* BEGIN *

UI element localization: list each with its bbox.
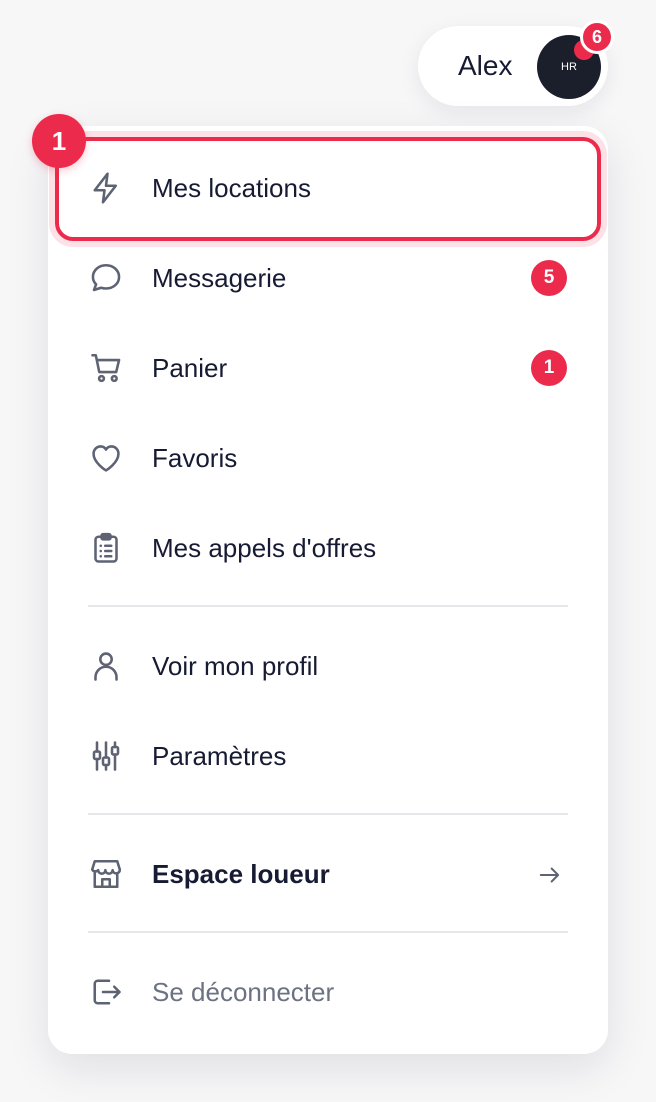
message-count-badge: 5: [531, 260, 567, 296]
user-icon: [88, 648, 124, 684]
cart-count-badge: 1: [531, 350, 567, 386]
logout-icon: [88, 974, 124, 1010]
menu-item-label: Panier: [152, 353, 228, 383]
heart-icon: [88, 440, 124, 476]
menu-divider: [88, 605, 568, 607]
user-name: Alex: [458, 50, 513, 81]
menu-item-appels-offres[interactable]: Mes appels d'offres: [48, 503, 608, 593]
menu-item-label: Espace loueur: [152, 859, 330, 889]
menu-divider: [88, 931, 568, 933]
menu-item-parametres[interactable]: Paramètres: [48, 711, 608, 801]
clipboard-list-icon: [88, 530, 124, 566]
menu-item-favoris[interactable]: Favoris: [48, 413, 608, 503]
menu-item-se-deconnecter[interactable]: Se déconnecter: [48, 947, 608, 1037]
menu-item-label: Mes appels d'offres: [152, 533, 377, 563]
user-dropdown-menu: Mes locations Messagerie 5 Panier 1 Favo…: [48, 126, 608, 1054]
menu-item-espace-loueur[interactable]: Espace loueur: [48, 829, 608, 919]
user-menu-trigger[interactable]: Alex HR 6: [418, 20, 614, 106]
menu-divider: [88, 813, 568, 815]
menu-item-mes-locations[interactable]: Mes locations: [48, 143, 608, 233]
menu-item-messagerie[interactable]: Messagerie 5: [48, 233, 608, 323]
menu-item-label: Paramètres: [152, 741, 287, 771]
arrow-right-icon: [537, 862, 563, 888]
sliders-icon: [88, 738, 124, 774]
menu-item-label: Mes locations: [152, 173, 311, 203]
menu-item-voir-profil[interactable]: Voir mon profil: [48, 621, 608, 711]
step-marker: 1: [32, 114, 86, 168]
menu-item-label: Messagerie: [152, 263, 287, 293]
storefront-icon: [88, 856, 124, 892]
menu-item-label: Favoris: [152, 443, 238, 473]
notification-count-badge: 6: [580, 20, 614, 54]
menu-item-panier[interactable]: Panier 1: [48, 323, 608, 413]
menu-item-label: Voir mon profil: [152, 651, 319, 681]
menu-item-label: Se déconnecter: [152, 977, 335, 1007]
bolt-icon: [88, 170, 124, 206]
cart-icon: [88, 350, 124, 386]
chat-bubble-icon: [88, 260, 124, 296]
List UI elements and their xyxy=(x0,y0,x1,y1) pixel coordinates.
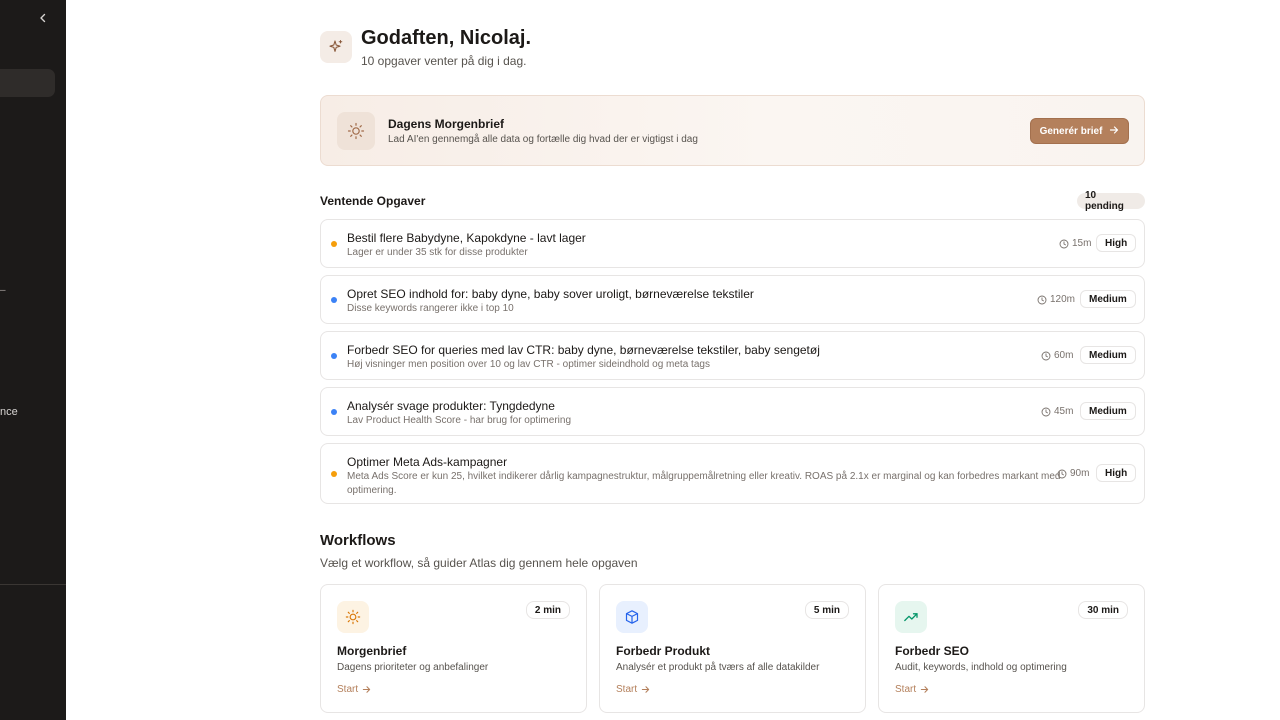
clock-icon xyxy=(1041,407,1051,416)
page-title: Godaften, Nicolaj. xyxy=(361,27,532,49)
task-time-value: 15m xyxy=(1072,238,1092,249)
priority-badge: Medium xyxy=(1080,402,1136,420)
workflow-duration-badge: 2 min xyxy=(525,601,570,619)
pending-count-badge: 10 pending xyxy=(1077,190,1145,212)
task-time: 60m xyxy=(1041,350,1073,361)
trending-up-icon xyxy=(895,601,927,633)
generate-brief-label: Generér brief xyxy=(1039,125,1103,137)
sidebar-item-partial[interactable]: – xyxy=(0,285,6,296)
task-subtitle: Lav Product Health Score - har brug for … xyxy=(347,415,571,426)
clock-icon xyxy=(1041,351,1051,360)
sidebar-item-active[interactable] xyxy=(0,69,55,97)
priority-dot xyxy=(331,471,337,477)
morning-brief-banner: Dagens Morgenbrief Lad AI'en gennemgå al… xyxy=(320,95,1145,166)
arrow-right-icon xyxy=(362,686,371,693)
task-time: 90m xyxy=(1057,468,1089,479)
task-item[interactable]: Bestil flere Babydyne, Kapokdyne - lavt … xyxy=(320,219,1145,268)
workflow-start-label: Start xyxy=(337,684,359,695)
pending-tasks-title: Ventende Opgaver xyxy=(320,194,426,208)
task-title: Forbedr SEO for queries med lav CTR: bab… xyxy=(347,343,820,357)
workflow-duration-badge: 30 min xyxy=(1078,601,1128,619)
task-subtitle: Disse keywords rangerer ikke i top 10 xyxy=(347,303,514,314)
task-time-value: 90m xyxy=(1070,468,1090,479)
workflow-subtitle: Analysér et produkt på tværs af alle dat… xyxy=(616,662,820,673)
priority-badge: High xyxy=(1096,464,1137,482)
task-subtitle: Meta Ads Score er kun 25, hvilket indike… xyxy=(347,471,1061,496)
task-title: Optimer Meta Ads-kampagner xyxy=(347,455,508,469)
workflow-subtitle: Audit, keywords, indhold og optimering xyxy=(895,662,1067,673)
task-item[interactable]: Analysér svage produkter: Tyngdedyne Lav… xyxy=(320,387,1145,436)
workflow-start-label: Start xyxy=(616,684,638,695)
chevron-left-icon[interactable] xyxy=(34,9,52,27)
workflow-card-morgenbrief[interactable]: 2 min Morgenbrief Dagens prioriteter og … xyxy=(320,584,587,713)
brief-subtitle: Lad AI'en gennemgå alle data og fortælle… xyxy=(388,134,698,145)
workflows-title: Workflows xyxy=(320,532,396,549)
task-item[interactable]: Optimer Meta Ads-kampagner Meta Ads Scor… xyxy=(320,443,1145,504)
task-time-value: 60m xyxy=(1054,350,1074,361)
clock-icon xyxy=(1057,469,1067,478)
task-time: 45m xyxy=(1041,406,1073,417)
priority-dot xyxy=(331,241,337,247)
sidebar: – nce xyxy=(0,0,66,720)
sun-icon xyxy=(337,112,375,150)
arrow-right-icon xyxy=(920,686,929,693)
arrow-right-icon xyxy=(1109,125,1119,138)
workflow-subtitle: Dagens prioriteter og anbefalinger xyxy=(337,662,489,673)
task-subtitle: Høj visninger men position over 10 og la… xyxy=(347,359,710,370)
task-title: Analysér svage produkter: Tyngdedyne xyxy=(347,399,555,413)
clock-icon xyxy=(1059,239,1069,248)
task-subtitle: Lager er under 35 stk for disse produkte… xyxy=(347,247,528,258)
clock-icon xyxy=(1037,295,1047,304)
workflow-title: Forbedr Produkt xyxy=(616,644,711,658)
workflow-start-link[interactable]: Start xyxy=(895,684,929,695)
task-title: Opret SEO indhold for: baby dyne, baby s… xyxy=(347,287,754,301)
workflows-subtitle: Vælg et workflow, så guider Atlas dig ge… xyxy=(320,556,638,570)
task-item[interactable]: Opret SEO indhold for: baby dyne, baby s… xyxy=(320,275,1145,324)
workflow-start-link[interactable]: Start xyxy=(616,684,650,695)
workflow-start-link[interactable]: Start xyxy=(337,684,371,695)
workflow-duration-badge: 5 min xyxy=(804,601,849,619)
priority-dot xyxy=(331,297,337,303)
page-subtitle: 10 opgaver venter på dig i dag. xyxy=(361,54,527,68)
priority-dot xyxy=(331,409,337,415)
priority-dot xyxy=(331,353,337,359)
task-title: Bestil flere Babydyne, Kapokdyne - lavt … xyxy=(347,231,586,245)
workflow-start-label: Start xyxy=(895,684,917,695)
arrow-right-icon xyxy=(641,686,650,693)
task-item[interactable]: Forbedr SEO for queries med lav CTR: bab… xyxy=(320,331,1145,380)
brief-title: Dagens Morgenbrief xyxy=(388,117,505,131)
task-time-value: 45m xyxy=(1054,406,1074,417)
workflow-card-forbedr-produkt[interactable]: 5 min Forbedr Produkt Analysér et produk… xyxy=(599,584,866,713)
generate-brief-button[interactable]: Generér brief xyxy=(1030,118,1129,144)
priority-badge: Medium xyxy=(1080,346,1136,364)
box-icon xyxy=(616,601,648,633)
task-time-value: 120m xyxy=(1050,294,1076,305)
sidebar-divider xyxy=(0,584,66,585)
sidebar-item-label-partial[interactable]: nce xyxy=(0,406,18,418)
workflow-title: Morgenbrief xyxy=(337,644,407,658)
workflow-title: Forbedr SEO xyxy=(895,644,970,658)
task-time: 120m xyxy=(1037,294,1075,305)
priority-badge: Medium xyxy=(1080,290,1136,308)
workflow-card-forbedr-seo[interactable]: 30 min Forbedr SEO Audit, keywords, indh… xyxy=(878,584,1145,713)
task-time: 15m xyxy=(1059,238,1091,249)
sparkles-icon xyxy=(320,31,352,63)
sun-icon xyxy=(337,601,369,633)
priority-badge: High xyxy=(1096,234,1137,252)
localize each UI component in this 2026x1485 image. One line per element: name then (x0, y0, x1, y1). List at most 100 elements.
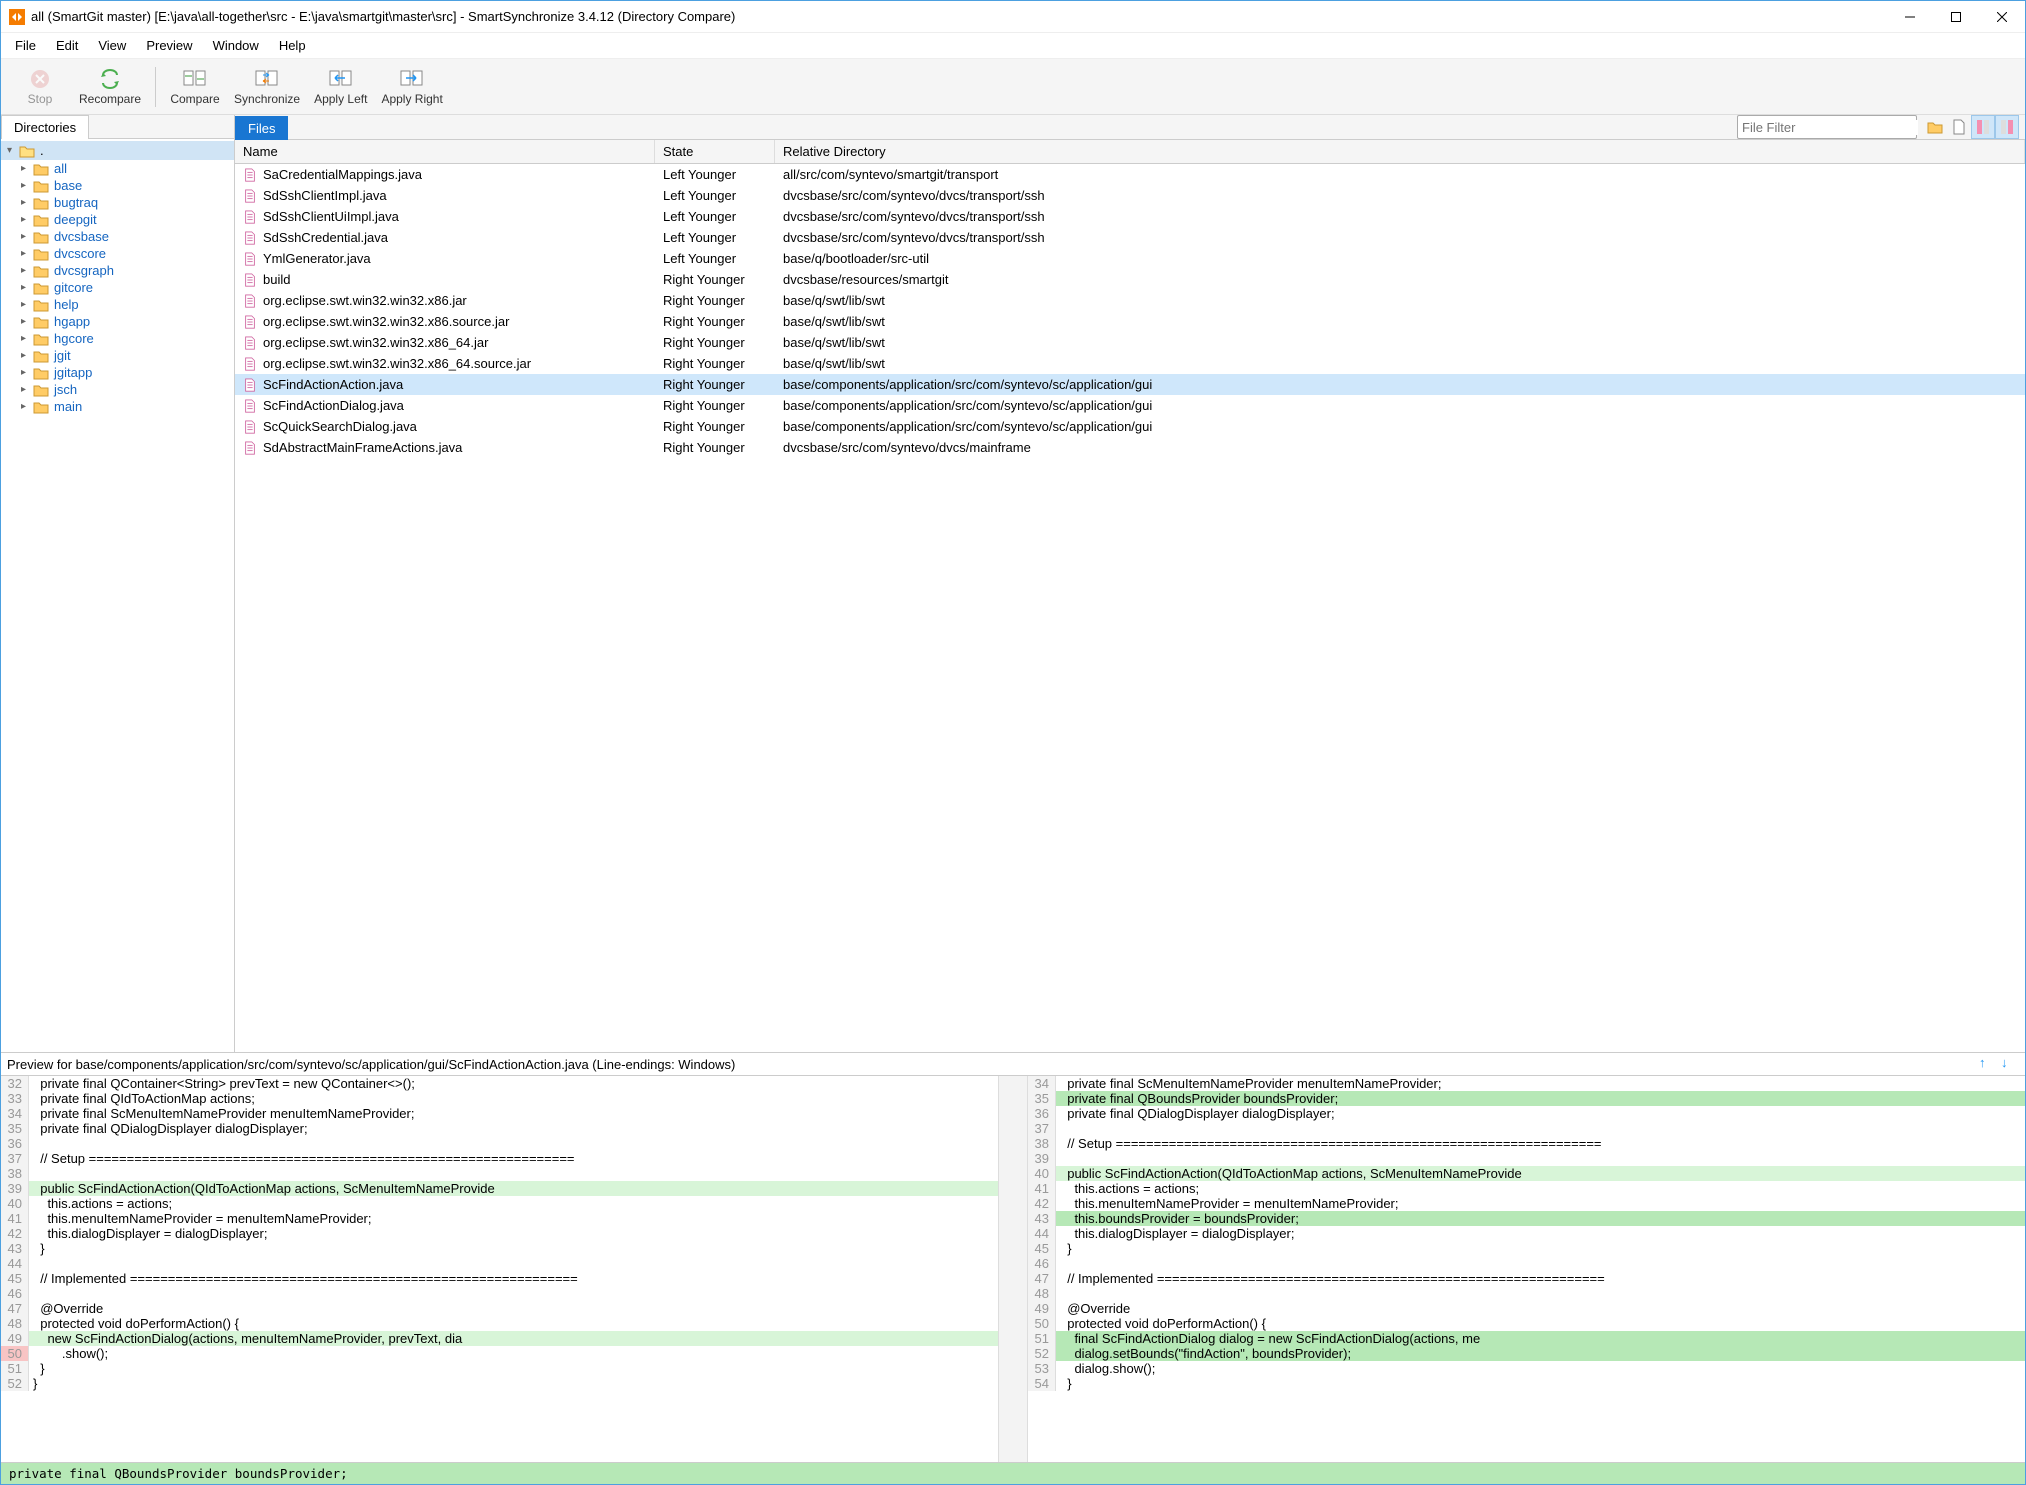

* END *

> [WHAT IS NEEDED] Could you rewrite the stretch of the material from the line containing "clock-icon xyxy=(1041,407,1051,416)" through the line containing "task-item[interactable]: Bestil flere", replacing "pending-count-badge" with "pending-total-badge" and leaving everything else unchanged?

> [FULL OUTPUT]
clock-icon xyxy=(1041,407,1051,416)
page-title: Godaften, Nicolaj. xyxy=(361,27,532,49)
task-time-value: 15m xyxy=(1072,238,1092,249)
priority-badge: Medium xyxy=(1080,402,1136,420)
workflow-duration-badge: 2 min xyxy=(525,601,570,619)
pending-total-badge: 10 pending xyxy=(1077,190,1145,212)
task-time: 60m xyxy=(1041,350,1073,361)
trending-up-icon xyxy=(895,601,927,633)
generate-brief-label: Generér brief xyxy=(1039,125,1103,137)
sidebar-item-partial[interactable]: – xyxy=(0,285,6,296)
task-subtitle: Lav Product Health Score - har brug for … xyxy=(347,415,571,426)
clock-icon xyxy=(1041,351,1051,360)
sidebar-item-active[interactable] xyxy=(0,69,55,97)
priority-dot xyxy=(331,471,337,477)
morning-brief-banner: Dagens Morgenbrief Lad AI'en gennemgå al… xyxy=(320,95,1145,166)
arrow-right-icon xyxy=(362,686,371,693)
task-time: 90m xyxy=(1057,468,1089,479)
task-item[interactable]: Bestil flere Babydyne, Kapokdyne - lavt … xyxy=(320,219,1145,268)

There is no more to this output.